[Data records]
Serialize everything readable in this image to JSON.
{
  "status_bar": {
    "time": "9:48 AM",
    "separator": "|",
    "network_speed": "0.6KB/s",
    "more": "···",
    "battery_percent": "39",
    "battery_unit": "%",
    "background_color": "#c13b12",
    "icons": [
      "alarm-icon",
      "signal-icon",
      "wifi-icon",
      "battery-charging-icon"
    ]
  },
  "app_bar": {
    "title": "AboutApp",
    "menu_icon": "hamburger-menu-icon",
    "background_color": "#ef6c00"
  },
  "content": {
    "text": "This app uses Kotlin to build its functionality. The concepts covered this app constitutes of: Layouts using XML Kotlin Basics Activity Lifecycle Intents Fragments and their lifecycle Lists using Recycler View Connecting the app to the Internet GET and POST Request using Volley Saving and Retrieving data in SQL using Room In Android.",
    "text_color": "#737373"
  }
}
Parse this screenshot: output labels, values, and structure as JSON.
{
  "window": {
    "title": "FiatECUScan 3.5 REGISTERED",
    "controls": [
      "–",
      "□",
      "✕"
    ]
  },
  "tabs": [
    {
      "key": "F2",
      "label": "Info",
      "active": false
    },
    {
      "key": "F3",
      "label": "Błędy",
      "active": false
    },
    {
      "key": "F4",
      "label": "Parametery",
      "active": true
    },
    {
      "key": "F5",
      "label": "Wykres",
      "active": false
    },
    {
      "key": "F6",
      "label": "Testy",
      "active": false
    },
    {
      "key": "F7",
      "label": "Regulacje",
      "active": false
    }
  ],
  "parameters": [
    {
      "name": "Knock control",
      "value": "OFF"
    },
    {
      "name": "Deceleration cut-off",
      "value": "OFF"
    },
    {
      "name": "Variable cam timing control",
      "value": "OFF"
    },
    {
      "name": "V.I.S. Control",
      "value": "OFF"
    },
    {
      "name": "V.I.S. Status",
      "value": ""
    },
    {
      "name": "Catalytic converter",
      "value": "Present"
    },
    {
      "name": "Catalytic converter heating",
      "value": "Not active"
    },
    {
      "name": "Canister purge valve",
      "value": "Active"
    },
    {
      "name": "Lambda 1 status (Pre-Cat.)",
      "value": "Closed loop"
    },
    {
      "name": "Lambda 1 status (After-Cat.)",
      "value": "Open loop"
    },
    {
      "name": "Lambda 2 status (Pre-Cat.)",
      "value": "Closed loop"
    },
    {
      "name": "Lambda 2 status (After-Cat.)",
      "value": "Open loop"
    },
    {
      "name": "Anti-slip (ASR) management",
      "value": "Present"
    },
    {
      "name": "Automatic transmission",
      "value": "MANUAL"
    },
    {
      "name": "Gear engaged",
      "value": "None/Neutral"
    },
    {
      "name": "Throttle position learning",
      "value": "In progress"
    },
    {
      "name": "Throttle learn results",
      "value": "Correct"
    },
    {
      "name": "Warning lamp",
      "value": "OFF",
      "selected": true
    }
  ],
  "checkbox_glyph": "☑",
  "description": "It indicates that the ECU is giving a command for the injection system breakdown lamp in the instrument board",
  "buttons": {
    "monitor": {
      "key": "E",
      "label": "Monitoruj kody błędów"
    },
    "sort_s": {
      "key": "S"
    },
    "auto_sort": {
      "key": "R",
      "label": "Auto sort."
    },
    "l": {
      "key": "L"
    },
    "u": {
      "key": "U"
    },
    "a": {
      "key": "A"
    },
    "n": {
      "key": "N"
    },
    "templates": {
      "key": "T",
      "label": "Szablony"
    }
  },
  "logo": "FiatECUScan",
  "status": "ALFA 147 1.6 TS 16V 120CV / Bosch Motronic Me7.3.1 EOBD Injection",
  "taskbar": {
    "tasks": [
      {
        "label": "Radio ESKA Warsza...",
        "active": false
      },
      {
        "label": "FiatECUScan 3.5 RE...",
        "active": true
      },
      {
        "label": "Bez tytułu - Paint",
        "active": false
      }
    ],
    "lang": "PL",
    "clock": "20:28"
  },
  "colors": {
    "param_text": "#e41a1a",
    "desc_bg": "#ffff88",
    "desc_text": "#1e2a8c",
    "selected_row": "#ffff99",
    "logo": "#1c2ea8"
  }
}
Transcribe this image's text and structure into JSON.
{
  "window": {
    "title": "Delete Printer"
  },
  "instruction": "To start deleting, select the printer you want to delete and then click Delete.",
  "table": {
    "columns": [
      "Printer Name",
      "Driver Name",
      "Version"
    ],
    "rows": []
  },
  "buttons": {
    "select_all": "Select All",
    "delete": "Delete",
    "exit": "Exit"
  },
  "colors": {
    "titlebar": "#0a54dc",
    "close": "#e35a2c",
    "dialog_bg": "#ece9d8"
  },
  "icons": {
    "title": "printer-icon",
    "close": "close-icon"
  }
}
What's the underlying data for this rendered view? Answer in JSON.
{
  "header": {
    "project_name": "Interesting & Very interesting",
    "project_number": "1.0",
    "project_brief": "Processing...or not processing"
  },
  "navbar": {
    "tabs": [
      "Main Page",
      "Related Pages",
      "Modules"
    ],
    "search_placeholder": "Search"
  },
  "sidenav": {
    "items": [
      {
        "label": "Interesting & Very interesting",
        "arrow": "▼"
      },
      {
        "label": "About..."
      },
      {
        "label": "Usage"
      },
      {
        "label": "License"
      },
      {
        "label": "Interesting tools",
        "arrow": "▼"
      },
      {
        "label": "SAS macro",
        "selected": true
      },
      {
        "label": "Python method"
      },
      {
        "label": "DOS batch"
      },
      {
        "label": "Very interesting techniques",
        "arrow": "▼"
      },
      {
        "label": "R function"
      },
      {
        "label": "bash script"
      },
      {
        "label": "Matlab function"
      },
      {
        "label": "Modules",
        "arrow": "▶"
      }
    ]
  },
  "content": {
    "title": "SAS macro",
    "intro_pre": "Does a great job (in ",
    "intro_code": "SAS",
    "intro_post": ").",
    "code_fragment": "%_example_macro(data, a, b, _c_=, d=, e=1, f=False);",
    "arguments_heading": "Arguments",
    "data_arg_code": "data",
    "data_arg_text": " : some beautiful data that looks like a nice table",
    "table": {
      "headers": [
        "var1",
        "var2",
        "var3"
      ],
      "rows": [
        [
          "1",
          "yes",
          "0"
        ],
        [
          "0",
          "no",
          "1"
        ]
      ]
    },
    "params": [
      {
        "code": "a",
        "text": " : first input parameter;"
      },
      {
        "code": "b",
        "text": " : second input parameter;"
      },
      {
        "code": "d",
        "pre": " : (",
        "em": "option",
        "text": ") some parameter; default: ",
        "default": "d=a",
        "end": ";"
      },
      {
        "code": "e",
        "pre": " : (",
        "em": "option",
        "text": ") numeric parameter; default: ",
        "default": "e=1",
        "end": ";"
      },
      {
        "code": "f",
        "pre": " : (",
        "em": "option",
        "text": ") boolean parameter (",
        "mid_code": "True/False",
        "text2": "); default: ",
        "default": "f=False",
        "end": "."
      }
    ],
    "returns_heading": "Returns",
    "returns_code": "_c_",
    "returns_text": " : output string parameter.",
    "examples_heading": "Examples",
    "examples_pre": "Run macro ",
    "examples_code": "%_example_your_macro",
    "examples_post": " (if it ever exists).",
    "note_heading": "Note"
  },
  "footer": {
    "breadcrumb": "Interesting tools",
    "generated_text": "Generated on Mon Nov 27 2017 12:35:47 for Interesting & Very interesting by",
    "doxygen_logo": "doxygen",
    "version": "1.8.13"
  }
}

# Problem to solve:
Tally up the lines in the preceding listing that contain the string "image". Respond with the number and nothing else.

# Response:
2